**Task:** Convert the part of the data that opens with the line containing "Detect and localize" and closes with the line containing "button[interactable]: Name (260, 85, 518, 115)" into a two-column CSV with the headers input and output. Give one row for each input with its output, putting each in a single quoted field with line breaks replaced by spaces.

-------- Supplied information

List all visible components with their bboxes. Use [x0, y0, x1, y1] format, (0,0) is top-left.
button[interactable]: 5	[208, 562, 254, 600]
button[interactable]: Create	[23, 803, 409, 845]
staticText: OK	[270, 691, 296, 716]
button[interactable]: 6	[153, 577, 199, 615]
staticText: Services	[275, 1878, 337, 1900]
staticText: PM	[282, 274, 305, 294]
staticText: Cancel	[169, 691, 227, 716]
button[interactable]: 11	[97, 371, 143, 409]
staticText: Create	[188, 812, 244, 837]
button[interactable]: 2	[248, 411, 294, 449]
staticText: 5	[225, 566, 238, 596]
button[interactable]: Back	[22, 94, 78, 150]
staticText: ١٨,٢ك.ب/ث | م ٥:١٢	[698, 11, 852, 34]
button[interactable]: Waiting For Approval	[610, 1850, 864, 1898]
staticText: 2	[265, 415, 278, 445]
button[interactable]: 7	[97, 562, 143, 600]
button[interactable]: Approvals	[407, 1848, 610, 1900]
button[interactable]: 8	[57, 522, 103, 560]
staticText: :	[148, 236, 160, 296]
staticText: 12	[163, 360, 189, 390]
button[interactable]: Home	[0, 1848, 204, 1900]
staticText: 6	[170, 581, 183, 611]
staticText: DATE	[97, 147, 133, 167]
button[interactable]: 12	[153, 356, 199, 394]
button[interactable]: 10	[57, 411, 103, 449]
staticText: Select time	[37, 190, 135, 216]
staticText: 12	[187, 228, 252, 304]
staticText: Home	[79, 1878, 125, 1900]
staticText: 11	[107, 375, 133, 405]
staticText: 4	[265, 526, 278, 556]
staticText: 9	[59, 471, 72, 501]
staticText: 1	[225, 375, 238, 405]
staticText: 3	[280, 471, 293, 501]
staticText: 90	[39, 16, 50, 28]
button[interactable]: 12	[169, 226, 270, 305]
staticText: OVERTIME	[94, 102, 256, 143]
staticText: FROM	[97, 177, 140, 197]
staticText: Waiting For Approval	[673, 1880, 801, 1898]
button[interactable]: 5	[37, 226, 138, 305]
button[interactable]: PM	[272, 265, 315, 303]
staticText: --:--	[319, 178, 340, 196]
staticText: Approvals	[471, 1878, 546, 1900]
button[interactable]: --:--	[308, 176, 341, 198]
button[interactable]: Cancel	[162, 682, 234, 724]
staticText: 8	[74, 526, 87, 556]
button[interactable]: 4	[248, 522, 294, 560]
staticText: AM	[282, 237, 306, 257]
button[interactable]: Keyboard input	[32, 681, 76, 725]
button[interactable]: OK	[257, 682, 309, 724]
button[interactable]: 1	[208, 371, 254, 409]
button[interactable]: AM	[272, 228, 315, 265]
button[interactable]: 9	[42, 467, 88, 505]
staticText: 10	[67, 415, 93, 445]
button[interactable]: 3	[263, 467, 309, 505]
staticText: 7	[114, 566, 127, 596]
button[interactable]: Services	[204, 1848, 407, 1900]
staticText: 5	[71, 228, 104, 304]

----------------
-------- Supplied information

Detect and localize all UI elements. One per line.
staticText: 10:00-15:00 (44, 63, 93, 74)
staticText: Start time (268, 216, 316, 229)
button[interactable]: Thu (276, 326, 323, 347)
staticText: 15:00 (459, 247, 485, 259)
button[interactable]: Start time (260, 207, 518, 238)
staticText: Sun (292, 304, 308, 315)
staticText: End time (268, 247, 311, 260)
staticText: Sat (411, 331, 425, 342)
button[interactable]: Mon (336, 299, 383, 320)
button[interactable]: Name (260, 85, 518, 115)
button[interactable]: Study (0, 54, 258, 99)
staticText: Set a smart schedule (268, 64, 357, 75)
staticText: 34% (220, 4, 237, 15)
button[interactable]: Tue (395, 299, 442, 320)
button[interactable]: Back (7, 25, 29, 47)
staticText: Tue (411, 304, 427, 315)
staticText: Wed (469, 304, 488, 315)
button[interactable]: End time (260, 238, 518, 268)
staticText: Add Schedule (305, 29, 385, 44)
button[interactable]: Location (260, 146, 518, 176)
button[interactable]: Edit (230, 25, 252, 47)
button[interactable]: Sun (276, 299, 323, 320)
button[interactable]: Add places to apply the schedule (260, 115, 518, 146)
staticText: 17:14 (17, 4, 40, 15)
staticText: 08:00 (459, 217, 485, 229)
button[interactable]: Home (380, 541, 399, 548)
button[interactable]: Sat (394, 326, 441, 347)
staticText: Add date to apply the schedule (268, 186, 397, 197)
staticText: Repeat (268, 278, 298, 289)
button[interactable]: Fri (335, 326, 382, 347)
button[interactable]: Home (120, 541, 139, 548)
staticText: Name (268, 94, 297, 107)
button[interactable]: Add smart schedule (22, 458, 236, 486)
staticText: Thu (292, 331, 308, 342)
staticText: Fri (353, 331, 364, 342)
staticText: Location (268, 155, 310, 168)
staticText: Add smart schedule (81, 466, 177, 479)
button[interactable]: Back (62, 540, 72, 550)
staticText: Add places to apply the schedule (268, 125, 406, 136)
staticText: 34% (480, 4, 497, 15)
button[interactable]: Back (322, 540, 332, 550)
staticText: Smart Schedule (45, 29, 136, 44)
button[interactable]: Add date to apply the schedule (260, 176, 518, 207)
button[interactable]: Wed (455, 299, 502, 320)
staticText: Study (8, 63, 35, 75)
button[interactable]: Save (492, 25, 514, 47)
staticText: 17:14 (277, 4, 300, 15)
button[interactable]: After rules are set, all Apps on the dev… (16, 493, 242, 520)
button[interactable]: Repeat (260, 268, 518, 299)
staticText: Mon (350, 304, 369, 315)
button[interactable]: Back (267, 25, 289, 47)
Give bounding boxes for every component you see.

----------------
-------- Supplied information

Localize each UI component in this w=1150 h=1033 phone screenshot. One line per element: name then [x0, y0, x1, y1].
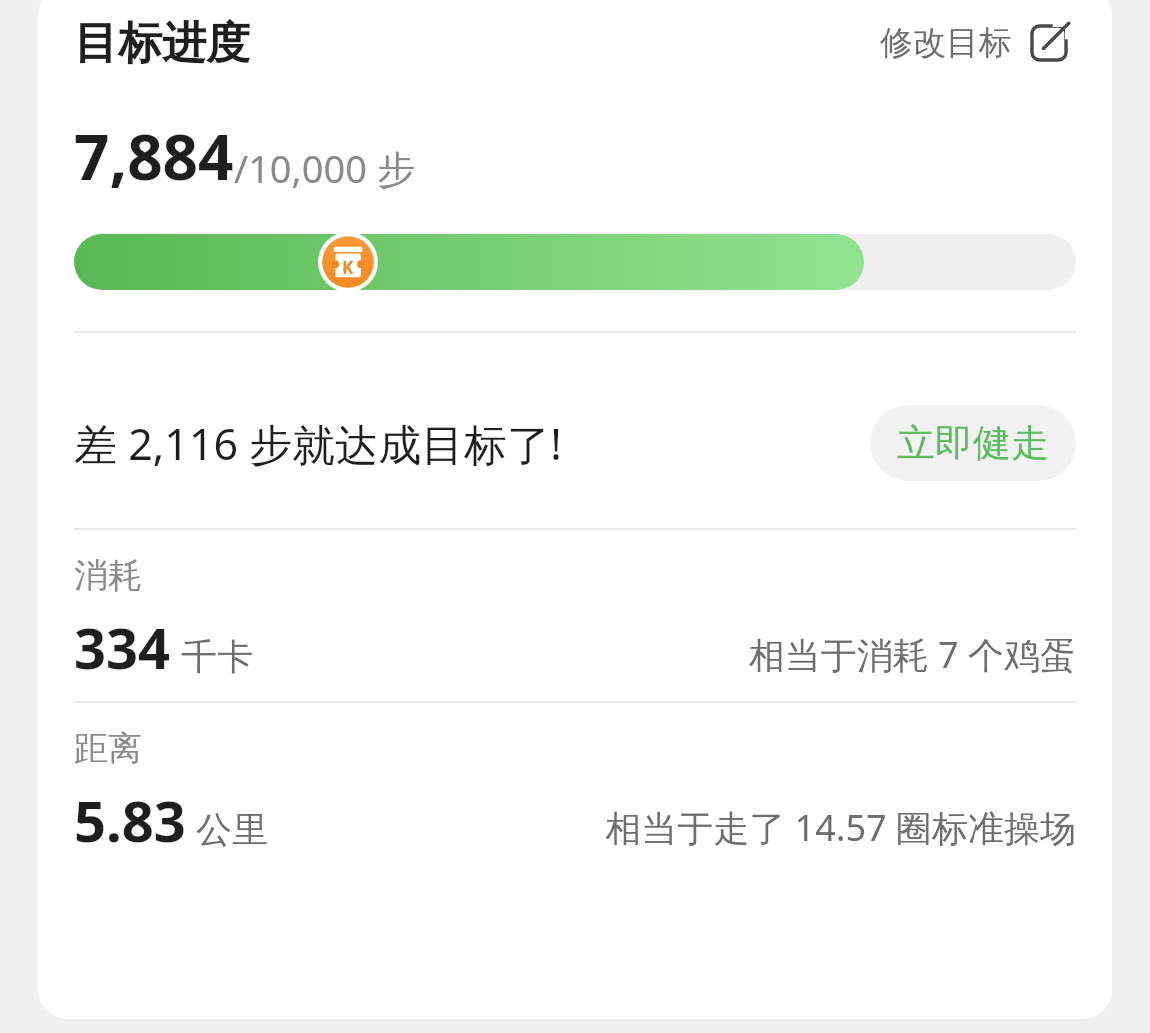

----------------

**Answer to this exercise:**
input,output
"Detect and localize all UI elements. One per line.","staticText: 10:00-15:00 (44, 63, 93, 74) staticText: Start time (268, 216, 316, 229) button[interactable]: Thu (276, 326, 323, 347) staticText: 15:00 (459, 247, 485, 259) button[interactable]: Start time (260, 207, 518, 238) staticText: Sun (292, 304, 308, 315) staticText: End time (268, 247, 311, 260) staticText: Sat (411, 331, 425, 342) button[interactable]: Mon (336, 299, 383, 320) button[interactable]: Name (260, 85, 518, 115)"